**OBJECTIVE:** Report every line in the listing below where the string "JSON" shows up.

**MATERIAL:**

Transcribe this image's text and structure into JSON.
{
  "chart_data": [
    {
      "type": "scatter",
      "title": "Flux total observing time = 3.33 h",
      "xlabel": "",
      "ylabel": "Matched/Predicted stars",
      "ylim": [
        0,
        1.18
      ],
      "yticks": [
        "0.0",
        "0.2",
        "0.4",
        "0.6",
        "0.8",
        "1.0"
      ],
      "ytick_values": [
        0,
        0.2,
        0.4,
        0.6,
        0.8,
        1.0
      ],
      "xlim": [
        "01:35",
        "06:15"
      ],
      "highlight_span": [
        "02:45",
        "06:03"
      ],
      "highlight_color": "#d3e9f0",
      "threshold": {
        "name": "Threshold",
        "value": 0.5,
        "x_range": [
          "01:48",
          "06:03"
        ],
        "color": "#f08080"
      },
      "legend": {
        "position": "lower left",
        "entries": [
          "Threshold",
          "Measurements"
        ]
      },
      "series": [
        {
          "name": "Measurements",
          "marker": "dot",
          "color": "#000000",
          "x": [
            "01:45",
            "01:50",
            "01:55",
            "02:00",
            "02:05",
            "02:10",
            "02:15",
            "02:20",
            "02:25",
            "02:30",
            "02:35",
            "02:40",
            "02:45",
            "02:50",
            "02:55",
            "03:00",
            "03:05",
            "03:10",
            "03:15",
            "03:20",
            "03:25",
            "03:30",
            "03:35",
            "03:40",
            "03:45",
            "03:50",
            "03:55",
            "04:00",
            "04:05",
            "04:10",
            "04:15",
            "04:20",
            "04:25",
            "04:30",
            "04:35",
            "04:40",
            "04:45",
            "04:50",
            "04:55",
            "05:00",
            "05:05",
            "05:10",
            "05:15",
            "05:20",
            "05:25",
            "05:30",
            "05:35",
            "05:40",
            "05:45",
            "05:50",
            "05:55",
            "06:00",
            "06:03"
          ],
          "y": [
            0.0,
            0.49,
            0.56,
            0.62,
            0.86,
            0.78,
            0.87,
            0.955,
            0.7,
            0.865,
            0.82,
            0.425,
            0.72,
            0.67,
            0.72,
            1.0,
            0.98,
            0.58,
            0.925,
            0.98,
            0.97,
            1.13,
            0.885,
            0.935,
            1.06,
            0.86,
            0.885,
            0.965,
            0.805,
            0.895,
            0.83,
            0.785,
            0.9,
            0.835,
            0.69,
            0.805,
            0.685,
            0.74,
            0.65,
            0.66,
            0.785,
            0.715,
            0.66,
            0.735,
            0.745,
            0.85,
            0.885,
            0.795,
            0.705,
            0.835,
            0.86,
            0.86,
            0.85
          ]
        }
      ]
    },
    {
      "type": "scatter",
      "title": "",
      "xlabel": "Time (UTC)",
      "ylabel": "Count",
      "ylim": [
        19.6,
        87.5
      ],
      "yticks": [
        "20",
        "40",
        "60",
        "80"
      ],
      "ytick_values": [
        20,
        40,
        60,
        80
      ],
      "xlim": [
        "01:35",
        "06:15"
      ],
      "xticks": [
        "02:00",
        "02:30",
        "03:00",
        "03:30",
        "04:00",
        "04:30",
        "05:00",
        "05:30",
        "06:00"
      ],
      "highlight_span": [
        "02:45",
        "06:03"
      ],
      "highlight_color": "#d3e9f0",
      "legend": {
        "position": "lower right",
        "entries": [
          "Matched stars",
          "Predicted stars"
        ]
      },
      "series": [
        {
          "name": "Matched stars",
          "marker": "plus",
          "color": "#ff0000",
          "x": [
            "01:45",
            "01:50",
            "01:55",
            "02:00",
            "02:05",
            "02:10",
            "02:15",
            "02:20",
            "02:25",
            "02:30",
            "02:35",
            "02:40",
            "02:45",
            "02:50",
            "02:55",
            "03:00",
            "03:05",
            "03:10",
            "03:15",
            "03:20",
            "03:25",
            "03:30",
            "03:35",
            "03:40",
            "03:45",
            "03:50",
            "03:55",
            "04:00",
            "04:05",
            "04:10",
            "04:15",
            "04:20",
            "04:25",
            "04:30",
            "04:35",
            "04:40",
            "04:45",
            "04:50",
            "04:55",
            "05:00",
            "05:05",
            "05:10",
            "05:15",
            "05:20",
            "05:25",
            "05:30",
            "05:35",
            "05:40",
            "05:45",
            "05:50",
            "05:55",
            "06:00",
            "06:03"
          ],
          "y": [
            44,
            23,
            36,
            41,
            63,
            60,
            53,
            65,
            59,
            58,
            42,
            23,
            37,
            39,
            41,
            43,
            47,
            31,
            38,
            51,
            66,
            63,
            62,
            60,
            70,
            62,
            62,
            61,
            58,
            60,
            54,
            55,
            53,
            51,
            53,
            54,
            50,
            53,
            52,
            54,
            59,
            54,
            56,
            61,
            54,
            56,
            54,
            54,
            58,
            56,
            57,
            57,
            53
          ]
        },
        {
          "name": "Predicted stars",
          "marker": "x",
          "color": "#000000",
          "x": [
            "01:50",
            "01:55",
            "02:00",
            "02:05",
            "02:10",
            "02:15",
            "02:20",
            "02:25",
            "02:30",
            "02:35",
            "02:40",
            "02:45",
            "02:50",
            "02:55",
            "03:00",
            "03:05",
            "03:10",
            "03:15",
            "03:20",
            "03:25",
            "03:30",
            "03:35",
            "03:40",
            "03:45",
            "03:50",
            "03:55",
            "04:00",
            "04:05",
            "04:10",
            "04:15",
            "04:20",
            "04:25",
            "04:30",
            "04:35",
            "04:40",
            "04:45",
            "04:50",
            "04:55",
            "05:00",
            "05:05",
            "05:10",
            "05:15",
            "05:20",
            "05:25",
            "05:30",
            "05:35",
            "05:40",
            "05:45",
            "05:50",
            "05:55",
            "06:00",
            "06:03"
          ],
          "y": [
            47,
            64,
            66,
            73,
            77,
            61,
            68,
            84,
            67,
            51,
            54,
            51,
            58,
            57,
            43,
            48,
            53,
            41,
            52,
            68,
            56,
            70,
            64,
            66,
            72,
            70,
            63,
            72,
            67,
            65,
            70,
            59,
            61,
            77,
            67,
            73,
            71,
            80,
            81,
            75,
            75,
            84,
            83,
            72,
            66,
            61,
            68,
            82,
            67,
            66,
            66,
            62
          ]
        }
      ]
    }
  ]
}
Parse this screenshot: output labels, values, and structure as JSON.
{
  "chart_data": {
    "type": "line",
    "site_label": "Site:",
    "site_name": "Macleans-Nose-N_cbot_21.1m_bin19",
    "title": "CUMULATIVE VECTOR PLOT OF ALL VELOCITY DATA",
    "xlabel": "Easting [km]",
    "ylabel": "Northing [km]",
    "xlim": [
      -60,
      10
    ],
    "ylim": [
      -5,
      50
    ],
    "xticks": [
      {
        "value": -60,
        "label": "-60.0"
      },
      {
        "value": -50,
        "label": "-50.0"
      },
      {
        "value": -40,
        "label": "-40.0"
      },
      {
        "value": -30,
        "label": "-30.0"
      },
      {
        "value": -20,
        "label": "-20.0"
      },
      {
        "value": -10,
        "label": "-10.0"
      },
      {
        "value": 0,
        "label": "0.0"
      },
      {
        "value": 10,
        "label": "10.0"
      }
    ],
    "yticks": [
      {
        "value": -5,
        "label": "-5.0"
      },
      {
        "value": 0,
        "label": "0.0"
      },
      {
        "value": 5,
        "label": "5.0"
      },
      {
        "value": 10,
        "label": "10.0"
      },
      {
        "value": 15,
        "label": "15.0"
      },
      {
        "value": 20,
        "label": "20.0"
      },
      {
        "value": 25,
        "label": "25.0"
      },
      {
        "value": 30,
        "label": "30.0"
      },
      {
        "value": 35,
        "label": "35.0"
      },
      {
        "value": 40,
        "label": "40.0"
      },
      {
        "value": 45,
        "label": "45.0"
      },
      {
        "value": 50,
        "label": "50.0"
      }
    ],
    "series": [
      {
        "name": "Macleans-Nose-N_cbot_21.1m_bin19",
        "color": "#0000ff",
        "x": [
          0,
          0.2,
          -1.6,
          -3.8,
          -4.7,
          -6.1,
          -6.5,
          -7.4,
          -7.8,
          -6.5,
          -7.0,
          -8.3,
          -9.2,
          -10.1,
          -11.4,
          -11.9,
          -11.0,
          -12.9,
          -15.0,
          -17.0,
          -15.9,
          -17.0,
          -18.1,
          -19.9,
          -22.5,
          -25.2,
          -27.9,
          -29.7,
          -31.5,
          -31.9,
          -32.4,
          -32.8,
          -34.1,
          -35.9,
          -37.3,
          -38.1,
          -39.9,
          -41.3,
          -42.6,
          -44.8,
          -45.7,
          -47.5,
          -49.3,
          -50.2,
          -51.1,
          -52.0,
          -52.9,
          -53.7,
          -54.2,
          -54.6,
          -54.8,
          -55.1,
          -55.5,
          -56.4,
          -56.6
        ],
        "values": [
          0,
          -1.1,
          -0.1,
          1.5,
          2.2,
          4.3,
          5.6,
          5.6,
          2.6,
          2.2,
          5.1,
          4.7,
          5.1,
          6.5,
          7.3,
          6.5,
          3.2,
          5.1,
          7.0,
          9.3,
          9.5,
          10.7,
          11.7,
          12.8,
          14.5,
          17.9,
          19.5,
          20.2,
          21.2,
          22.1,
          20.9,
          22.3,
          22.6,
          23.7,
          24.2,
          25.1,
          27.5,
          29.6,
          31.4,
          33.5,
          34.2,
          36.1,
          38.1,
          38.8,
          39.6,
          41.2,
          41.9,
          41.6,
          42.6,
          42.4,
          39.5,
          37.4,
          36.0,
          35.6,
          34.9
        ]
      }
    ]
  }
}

**RESULT:**
Transcribe this image's text and structure into JSON.
Parse this screenshot: output labels, values, and structure as JSON.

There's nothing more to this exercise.